[WHAT THE TASK REQUIRES]
Give back the full listing verbatim, apart from its images.

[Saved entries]
* begin *
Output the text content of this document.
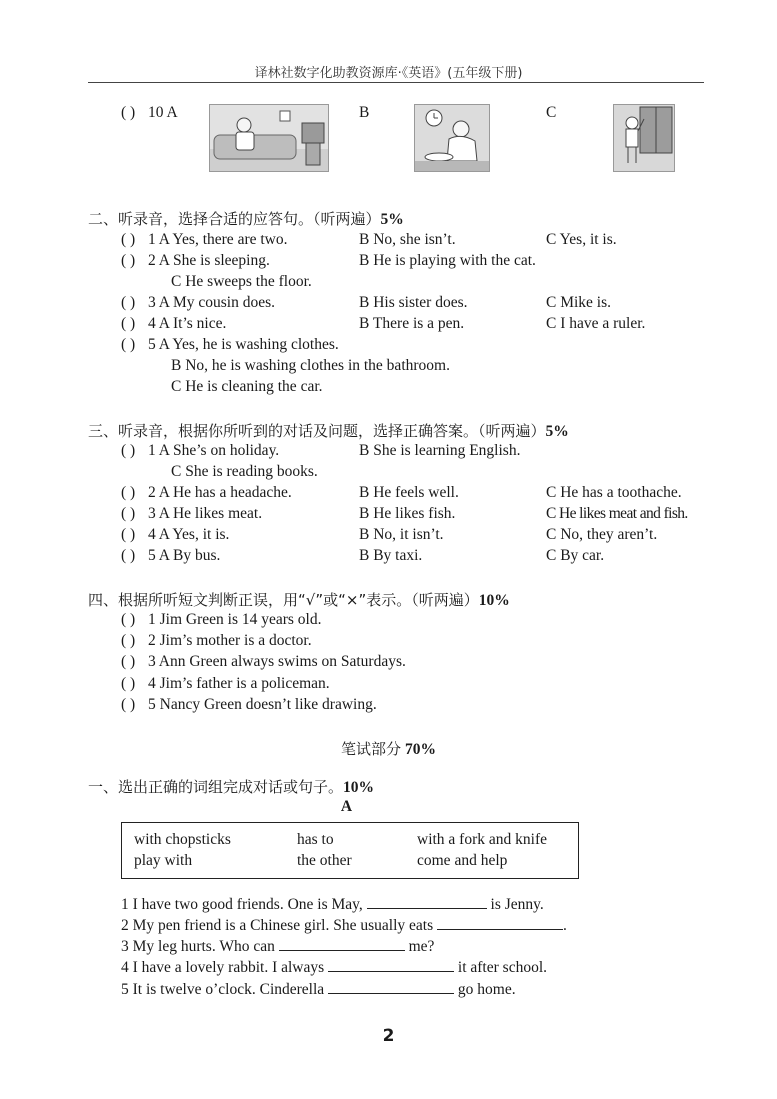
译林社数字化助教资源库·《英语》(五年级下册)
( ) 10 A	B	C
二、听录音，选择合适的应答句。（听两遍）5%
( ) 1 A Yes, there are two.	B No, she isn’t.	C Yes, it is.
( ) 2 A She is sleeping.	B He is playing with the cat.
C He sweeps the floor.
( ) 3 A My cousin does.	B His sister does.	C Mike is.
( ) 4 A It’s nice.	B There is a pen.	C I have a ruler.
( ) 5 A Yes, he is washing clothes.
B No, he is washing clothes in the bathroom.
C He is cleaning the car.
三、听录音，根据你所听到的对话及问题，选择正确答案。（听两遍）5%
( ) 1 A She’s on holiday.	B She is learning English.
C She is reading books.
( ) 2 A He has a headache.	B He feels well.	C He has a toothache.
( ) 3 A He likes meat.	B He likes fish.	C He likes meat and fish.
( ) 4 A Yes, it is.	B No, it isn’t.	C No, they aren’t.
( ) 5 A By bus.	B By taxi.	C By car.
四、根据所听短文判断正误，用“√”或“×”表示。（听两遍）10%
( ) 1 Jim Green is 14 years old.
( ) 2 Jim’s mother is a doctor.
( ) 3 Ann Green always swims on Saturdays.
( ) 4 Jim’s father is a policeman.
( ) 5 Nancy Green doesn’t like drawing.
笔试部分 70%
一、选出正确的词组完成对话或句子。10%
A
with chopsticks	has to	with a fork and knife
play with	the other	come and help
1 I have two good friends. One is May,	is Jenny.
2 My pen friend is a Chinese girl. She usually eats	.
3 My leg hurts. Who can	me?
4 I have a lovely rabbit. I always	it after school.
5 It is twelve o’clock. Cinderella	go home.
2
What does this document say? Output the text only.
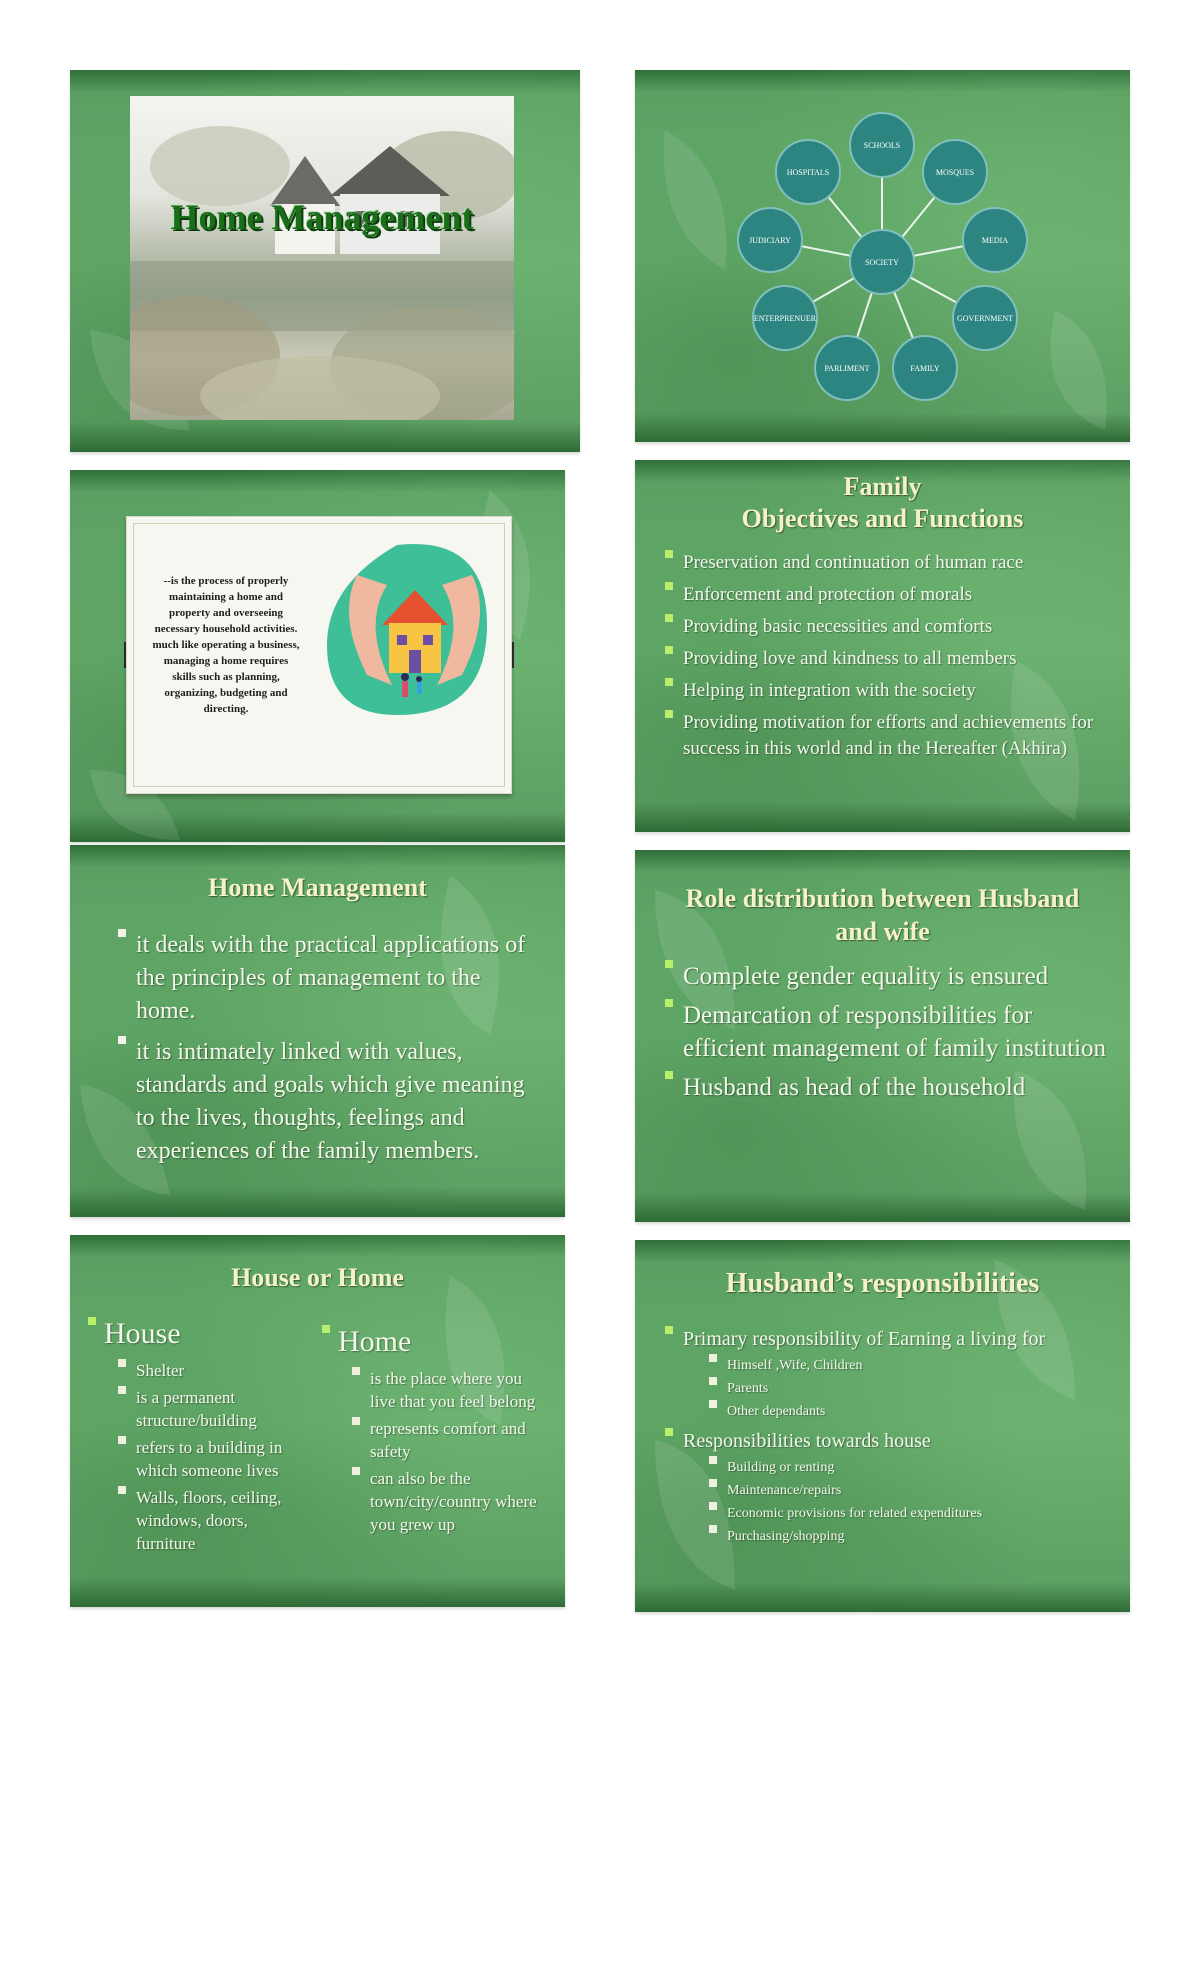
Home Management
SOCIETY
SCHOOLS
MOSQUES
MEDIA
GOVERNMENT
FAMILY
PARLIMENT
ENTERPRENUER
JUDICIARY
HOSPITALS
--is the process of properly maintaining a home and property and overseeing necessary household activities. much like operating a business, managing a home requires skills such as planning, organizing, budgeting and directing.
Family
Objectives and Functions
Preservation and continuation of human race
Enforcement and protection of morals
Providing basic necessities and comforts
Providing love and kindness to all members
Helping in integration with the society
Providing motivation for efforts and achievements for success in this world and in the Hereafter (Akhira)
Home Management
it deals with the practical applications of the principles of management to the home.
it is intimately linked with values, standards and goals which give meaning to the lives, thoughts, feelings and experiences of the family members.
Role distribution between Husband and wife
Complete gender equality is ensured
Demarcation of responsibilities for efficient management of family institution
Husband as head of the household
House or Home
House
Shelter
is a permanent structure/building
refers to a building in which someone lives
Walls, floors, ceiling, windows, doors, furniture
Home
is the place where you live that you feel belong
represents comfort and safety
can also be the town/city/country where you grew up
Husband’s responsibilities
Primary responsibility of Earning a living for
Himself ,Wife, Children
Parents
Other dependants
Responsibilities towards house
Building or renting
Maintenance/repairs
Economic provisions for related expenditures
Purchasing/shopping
* end *
[SOLUTION TO THE PROBLEM]
Output the text content of this document.
译林社数字化助教资源库·《英语》(五年级下册)
( ) 10 A	B	C
二、听录音，选择合适的应答句。（听两遍）5%
( ) 1 A Yes, there are two.	B No, she isn’t.	C Yes, it is.
( ) 2 A She is sleeping.	B He is playing with the cat.
C He sweeps the floor.
( ) 3 A My cousin does.	B His sister does.	C Mike is.
( ) 4 A It’s nice.	B There is a pen.	C I have a ruler.
( ) 5 A Yes, he is washing clothes.
B No, he is washing clothes in the bathroom.
C He is cleaning the car.
三、听录音，根据你所听到的对话及问题，选择正确答案。（听两遍）5%
( ) 1 A She’s on holiday.	B She is learning English.
C She is reading books.
( ) 2 A He has a headache.	B He feels well.	C He has a toothache.
( ) 3 A He likes meat.	B He likes fish.	C He likes meat and fish.
( ) 4 A Yes, it is.	B No, it isn’t.	C No, they aren’t.
( ) 5 A By bus.	B By taxi.	C By car.
四、根据所听短文判断正误，用“√”或“×”表示。（听两遍）10%
( ) 1 Jim Green is 14 years old.
( ) 2 Jim’s mother is a doctor.
( ) 3 Ann Green always swims on Saturdays.
( ) 4 Jim’s father is a policeman.
( ) 5 Nancy Green doesn’t like drawing.
笔试部分 70%
一、选出正确的词组完成对话或句子。10%
A
with chopsticks	has to	with a fork and knife
play with	the other	come and help
1 I have two good friends. One is May,	is Jenny.
2 My pen friend is a Chinese girl. She usually eats	.
3 My leg hurts. Who can	me?
4 I have a lovely rabbit. I always	it after school.
5 It is twelve o’clock. Cinderella	go home.
2
What does this document say? Output the text only.
Home Management
SOCIETY
SCHOOLS
MOSQUES
MEDIA
GOVERNMENT
FAMILY
PARLIMENT
ENTERPRENUER
JUDICIARY
HOSPITALS
--is the process of properly maintaining a home and property and overseeing necessary household activities. much like operating a business, managing a home requires skills such as planning, organizing, budgeting and directing.
Family
Objectives and Functions
Preservation and continuation of human race
Enforcement and protection of morals
Providing basic necessities and comforts
Providing love and kindness to all members
Helping in integration with the society
Providing motivation for efforts and achievements for success in this world and in the Hereafter (Akhira)
Home Management
it deals with the practical applications of the principles of management to the home.
it is intimately linked with values, standards and goals which give meaning to the lives, thoughts, feelings and experiences of the family members.
Role distribution between Husband and wife
Complete gender equality is ensured
Demarcation of responsibilities for efficient management of family institution
Husband as head of the household
House or Home
House
Shelter
is a permanent structure/building
refers to a building in which someone lives
Walls, floors, ceiling, windows, doors, furniture
Home
is the place where you live that you feel belong
represents comfort and safety
can also be the town/city/country where you grew up
Husband’s responsibilities
Primary responsibility of Earning a living for
Himself ,Wife, Children
Parents
Other dependants
Responsibilities towards house
Building or renting
Maintenance/repairs
Economic provisions for related expenditures
Purchasing/shopping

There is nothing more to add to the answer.